§ EXERCISE DATA
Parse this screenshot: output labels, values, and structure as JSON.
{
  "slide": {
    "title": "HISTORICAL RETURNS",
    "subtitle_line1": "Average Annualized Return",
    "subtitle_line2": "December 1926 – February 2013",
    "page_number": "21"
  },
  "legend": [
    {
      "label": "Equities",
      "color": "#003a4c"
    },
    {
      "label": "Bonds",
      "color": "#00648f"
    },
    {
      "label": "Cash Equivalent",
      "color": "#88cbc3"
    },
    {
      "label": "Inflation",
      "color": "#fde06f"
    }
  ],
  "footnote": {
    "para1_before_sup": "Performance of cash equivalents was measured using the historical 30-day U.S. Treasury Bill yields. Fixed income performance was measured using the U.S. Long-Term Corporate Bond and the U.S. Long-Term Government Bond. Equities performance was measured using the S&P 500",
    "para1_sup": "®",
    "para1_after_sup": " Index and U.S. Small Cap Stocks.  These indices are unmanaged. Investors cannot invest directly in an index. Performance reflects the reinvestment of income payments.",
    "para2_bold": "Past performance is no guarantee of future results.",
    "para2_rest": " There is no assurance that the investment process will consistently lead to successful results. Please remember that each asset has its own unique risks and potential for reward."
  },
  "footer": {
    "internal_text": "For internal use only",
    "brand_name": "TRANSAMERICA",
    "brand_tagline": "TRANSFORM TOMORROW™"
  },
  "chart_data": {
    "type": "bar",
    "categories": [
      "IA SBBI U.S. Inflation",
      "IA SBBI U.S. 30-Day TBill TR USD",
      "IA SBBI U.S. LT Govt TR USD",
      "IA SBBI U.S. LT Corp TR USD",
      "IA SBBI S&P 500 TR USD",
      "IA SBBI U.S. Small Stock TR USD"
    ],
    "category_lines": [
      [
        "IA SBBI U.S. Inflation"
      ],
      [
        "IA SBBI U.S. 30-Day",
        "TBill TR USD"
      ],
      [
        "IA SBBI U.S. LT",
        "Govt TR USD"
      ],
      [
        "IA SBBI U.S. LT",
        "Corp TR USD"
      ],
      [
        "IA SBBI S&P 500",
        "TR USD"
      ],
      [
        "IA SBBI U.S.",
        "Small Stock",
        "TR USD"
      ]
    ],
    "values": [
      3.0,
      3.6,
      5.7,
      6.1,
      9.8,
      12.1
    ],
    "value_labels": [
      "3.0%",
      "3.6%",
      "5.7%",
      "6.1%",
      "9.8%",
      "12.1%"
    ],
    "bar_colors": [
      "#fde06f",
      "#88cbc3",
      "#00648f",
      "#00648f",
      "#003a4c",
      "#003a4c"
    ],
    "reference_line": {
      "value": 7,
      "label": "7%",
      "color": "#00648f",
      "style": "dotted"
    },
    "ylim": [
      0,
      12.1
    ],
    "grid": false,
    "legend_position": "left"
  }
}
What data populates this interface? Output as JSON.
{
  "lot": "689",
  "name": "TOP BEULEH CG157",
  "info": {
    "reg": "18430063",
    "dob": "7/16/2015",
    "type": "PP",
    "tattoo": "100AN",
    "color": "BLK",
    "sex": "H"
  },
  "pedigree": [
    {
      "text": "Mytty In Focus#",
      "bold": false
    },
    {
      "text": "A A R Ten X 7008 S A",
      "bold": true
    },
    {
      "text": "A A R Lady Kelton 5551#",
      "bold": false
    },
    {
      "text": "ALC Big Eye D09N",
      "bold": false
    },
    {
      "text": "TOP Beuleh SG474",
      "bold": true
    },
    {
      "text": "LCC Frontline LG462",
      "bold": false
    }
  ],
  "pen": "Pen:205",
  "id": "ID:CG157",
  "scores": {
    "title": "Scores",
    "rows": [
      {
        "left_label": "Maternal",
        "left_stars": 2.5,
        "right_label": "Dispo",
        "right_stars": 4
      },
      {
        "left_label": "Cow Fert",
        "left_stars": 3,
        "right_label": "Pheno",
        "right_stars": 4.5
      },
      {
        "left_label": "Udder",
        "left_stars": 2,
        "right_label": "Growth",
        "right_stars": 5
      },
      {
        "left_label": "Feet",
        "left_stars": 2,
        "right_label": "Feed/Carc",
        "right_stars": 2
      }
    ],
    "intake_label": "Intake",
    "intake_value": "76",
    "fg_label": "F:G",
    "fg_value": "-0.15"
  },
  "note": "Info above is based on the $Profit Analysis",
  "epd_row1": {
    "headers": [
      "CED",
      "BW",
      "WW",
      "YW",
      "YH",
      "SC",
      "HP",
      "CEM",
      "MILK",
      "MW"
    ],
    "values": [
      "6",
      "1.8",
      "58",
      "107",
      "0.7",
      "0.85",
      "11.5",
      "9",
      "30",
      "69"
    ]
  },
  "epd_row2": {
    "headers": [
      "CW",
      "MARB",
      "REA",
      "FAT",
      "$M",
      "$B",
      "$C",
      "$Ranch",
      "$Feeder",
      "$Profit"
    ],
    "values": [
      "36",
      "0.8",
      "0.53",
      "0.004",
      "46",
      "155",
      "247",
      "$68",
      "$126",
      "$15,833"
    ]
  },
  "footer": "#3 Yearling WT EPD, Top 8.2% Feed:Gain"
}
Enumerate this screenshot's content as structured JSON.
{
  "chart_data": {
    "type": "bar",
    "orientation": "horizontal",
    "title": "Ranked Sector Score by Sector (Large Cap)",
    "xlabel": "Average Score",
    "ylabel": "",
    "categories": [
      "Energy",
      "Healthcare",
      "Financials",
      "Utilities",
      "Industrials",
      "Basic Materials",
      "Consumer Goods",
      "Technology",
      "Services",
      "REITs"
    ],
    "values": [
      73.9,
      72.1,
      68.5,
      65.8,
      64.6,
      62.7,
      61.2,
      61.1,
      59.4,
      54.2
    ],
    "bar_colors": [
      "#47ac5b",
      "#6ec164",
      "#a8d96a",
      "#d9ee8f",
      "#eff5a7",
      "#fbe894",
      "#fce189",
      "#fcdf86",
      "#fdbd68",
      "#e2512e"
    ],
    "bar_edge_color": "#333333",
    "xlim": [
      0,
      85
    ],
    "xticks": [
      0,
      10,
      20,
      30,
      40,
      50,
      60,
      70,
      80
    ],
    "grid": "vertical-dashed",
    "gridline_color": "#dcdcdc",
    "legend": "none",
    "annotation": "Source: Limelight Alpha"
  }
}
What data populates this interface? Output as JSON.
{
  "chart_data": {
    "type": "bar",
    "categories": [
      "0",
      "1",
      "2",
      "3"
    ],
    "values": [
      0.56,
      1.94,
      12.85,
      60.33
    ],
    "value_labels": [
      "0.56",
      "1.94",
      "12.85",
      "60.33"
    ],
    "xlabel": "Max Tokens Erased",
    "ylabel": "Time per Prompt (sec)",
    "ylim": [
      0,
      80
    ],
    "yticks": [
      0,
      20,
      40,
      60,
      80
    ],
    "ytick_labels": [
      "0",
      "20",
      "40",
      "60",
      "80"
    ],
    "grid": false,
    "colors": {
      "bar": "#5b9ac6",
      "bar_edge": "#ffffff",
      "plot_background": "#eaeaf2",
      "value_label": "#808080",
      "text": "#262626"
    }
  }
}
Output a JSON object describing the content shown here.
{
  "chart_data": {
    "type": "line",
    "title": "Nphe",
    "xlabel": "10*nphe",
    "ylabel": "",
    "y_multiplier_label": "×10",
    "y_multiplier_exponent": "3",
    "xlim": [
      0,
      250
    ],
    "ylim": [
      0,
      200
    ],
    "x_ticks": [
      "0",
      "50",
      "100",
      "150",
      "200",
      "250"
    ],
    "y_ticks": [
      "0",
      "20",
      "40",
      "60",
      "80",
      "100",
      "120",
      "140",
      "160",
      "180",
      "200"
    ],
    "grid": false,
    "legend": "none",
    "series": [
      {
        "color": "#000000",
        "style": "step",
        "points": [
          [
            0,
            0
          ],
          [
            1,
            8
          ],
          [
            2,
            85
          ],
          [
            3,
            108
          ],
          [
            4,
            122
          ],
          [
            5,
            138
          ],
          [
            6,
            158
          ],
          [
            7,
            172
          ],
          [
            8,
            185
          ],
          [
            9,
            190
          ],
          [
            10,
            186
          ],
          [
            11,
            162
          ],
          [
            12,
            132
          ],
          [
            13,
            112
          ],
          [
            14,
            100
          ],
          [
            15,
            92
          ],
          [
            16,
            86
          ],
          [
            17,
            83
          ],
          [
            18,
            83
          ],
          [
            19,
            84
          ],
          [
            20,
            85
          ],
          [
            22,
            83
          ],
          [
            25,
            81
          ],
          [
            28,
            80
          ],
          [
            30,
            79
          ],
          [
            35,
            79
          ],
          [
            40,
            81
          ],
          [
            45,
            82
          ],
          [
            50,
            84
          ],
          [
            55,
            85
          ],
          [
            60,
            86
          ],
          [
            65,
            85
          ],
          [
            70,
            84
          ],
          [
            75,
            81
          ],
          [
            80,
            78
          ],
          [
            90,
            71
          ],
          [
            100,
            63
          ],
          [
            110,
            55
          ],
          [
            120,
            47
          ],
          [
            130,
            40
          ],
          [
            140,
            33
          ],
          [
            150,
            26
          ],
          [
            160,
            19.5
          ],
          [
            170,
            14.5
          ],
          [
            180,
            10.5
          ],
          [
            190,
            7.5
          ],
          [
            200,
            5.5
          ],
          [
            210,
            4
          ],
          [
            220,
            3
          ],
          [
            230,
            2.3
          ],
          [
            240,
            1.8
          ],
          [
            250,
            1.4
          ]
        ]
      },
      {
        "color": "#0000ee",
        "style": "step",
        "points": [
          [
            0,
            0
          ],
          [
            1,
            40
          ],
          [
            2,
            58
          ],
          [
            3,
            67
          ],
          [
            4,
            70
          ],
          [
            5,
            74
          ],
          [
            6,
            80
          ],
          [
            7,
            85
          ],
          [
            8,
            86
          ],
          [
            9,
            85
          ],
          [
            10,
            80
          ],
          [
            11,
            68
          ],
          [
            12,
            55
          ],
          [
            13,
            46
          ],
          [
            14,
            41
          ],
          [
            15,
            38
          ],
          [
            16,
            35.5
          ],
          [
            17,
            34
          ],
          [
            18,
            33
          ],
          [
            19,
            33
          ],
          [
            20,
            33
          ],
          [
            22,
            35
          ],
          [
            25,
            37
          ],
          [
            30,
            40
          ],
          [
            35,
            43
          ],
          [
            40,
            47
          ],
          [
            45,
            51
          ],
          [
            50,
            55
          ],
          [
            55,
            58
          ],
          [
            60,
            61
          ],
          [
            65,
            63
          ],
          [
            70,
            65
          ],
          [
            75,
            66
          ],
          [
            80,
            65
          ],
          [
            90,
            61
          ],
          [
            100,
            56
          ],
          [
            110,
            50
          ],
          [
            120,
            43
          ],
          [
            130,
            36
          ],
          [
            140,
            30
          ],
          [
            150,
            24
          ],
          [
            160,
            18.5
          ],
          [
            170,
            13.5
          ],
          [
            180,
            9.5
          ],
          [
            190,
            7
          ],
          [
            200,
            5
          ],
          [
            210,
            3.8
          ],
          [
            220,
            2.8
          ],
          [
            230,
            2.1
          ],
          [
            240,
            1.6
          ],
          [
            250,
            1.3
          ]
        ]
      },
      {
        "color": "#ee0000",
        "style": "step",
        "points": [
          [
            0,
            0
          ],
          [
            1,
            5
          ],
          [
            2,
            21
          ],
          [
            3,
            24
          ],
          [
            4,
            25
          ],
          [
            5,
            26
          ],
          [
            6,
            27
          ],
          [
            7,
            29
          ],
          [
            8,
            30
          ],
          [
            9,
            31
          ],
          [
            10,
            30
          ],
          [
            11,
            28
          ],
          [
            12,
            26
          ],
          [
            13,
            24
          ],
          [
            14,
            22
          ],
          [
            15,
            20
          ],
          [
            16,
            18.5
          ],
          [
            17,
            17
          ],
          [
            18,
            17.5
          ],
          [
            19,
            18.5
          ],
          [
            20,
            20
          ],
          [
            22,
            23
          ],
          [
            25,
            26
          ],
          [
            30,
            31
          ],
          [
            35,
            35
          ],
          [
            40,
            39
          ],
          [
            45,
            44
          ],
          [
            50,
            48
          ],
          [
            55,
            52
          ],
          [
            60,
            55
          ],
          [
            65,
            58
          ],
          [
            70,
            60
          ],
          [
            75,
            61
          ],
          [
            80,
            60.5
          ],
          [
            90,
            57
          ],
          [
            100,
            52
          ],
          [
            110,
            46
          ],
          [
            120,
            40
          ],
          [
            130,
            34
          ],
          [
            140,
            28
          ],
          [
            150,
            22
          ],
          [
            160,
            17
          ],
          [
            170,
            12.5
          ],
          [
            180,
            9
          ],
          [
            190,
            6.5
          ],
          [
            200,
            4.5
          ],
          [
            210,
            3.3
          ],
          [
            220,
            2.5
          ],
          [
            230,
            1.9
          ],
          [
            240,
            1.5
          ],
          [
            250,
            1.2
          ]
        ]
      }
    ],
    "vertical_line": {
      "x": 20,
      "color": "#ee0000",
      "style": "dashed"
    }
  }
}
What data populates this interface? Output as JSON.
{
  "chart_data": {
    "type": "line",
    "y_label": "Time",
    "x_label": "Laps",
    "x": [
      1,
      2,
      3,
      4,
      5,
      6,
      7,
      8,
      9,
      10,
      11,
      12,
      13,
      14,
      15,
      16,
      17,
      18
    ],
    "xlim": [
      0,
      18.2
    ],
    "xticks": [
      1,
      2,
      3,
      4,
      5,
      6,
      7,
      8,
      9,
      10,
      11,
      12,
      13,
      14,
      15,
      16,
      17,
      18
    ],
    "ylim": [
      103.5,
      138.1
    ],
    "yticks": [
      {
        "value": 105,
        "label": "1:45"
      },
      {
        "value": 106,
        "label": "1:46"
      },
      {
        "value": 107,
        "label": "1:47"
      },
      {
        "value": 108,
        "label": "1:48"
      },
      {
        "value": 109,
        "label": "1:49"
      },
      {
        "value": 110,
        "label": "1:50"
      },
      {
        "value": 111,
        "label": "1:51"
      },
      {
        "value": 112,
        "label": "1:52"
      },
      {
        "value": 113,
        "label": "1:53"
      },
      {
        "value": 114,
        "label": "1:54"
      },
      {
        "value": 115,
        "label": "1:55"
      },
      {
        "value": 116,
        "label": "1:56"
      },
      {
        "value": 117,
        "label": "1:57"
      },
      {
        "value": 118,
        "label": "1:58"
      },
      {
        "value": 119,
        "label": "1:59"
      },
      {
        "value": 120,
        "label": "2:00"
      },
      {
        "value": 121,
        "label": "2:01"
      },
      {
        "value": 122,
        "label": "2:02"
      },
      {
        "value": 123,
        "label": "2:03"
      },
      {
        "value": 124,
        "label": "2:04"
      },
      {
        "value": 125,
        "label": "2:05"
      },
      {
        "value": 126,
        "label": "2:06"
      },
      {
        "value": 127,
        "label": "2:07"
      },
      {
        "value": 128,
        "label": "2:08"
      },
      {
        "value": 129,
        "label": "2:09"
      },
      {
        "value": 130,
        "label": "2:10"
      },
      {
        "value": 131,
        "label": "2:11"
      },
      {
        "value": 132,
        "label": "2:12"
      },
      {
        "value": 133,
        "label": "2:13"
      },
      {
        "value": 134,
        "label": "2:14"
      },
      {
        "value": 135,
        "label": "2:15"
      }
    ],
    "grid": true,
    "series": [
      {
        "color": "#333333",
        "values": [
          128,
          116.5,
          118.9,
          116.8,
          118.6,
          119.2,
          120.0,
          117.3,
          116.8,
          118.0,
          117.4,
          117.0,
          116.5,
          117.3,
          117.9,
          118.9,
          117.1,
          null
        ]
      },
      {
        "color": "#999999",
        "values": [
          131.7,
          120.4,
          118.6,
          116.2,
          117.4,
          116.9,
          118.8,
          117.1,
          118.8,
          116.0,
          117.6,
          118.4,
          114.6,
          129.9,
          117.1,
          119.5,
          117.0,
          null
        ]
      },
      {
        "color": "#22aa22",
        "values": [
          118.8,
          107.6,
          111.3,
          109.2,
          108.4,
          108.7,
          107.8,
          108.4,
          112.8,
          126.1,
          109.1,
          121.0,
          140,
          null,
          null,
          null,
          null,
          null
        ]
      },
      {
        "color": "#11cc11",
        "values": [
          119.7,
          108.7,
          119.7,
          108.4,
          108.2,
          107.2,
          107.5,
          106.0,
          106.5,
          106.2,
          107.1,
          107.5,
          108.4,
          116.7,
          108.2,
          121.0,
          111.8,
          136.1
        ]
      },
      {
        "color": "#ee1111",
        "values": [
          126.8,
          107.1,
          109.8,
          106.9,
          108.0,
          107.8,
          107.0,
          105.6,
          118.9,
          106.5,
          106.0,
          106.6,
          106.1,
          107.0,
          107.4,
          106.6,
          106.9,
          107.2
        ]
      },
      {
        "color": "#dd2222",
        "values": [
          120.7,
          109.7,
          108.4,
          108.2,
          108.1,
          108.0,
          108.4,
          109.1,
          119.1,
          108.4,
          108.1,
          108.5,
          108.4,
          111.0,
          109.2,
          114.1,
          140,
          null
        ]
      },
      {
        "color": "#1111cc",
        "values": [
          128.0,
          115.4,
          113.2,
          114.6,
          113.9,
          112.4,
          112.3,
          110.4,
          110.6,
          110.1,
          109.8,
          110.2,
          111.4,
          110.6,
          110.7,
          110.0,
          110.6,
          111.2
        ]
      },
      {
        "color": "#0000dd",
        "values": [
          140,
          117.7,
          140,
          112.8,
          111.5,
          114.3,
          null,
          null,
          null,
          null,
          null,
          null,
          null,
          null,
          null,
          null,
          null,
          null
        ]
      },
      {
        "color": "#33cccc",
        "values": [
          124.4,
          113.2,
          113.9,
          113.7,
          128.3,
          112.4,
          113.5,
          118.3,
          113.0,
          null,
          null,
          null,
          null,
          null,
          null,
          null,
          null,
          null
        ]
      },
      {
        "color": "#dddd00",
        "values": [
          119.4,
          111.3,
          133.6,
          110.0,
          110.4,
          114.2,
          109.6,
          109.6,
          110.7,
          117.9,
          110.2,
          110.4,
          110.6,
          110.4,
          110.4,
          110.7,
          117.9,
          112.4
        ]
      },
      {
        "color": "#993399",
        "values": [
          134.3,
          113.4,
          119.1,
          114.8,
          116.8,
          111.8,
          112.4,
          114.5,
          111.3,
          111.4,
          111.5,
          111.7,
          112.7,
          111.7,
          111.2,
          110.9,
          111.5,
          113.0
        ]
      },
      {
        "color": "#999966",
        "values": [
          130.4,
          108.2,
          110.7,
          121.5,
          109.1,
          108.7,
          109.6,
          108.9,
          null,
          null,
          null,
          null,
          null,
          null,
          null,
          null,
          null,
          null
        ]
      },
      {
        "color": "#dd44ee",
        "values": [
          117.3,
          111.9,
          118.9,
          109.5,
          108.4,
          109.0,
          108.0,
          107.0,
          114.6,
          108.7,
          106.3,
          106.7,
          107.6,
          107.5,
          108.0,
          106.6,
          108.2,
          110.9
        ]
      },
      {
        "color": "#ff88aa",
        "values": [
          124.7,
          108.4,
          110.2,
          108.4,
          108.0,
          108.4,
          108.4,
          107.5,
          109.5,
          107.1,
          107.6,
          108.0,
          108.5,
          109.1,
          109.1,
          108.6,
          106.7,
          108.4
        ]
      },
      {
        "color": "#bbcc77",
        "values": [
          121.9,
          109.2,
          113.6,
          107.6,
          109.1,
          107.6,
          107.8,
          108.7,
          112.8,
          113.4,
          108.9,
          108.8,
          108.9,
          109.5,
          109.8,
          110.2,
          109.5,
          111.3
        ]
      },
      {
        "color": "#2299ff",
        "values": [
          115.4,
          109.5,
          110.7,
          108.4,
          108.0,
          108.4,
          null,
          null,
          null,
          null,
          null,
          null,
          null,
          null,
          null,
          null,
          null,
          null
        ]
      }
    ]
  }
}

§ THE REQUEST
List the lines of the entries that include "income".

§ SOLUTION TO THIS TASK
    "para1_before_sup": "Performance of cash equivalents was measured using the historical 30-day U.S. Treasury Bill yields. Fixed income performance was measured using the U.S. Long-Term Corporate Bond and the U.S. Long-Term Government Bond. Equities performance was measured using the S&P 500",
    "para1_after_sup": " Index and U.S. Small Cap Stocks.  These indices are unmanaged. Investors cannot invest directly in an index. Performance reflects the reinvestment of income payments.",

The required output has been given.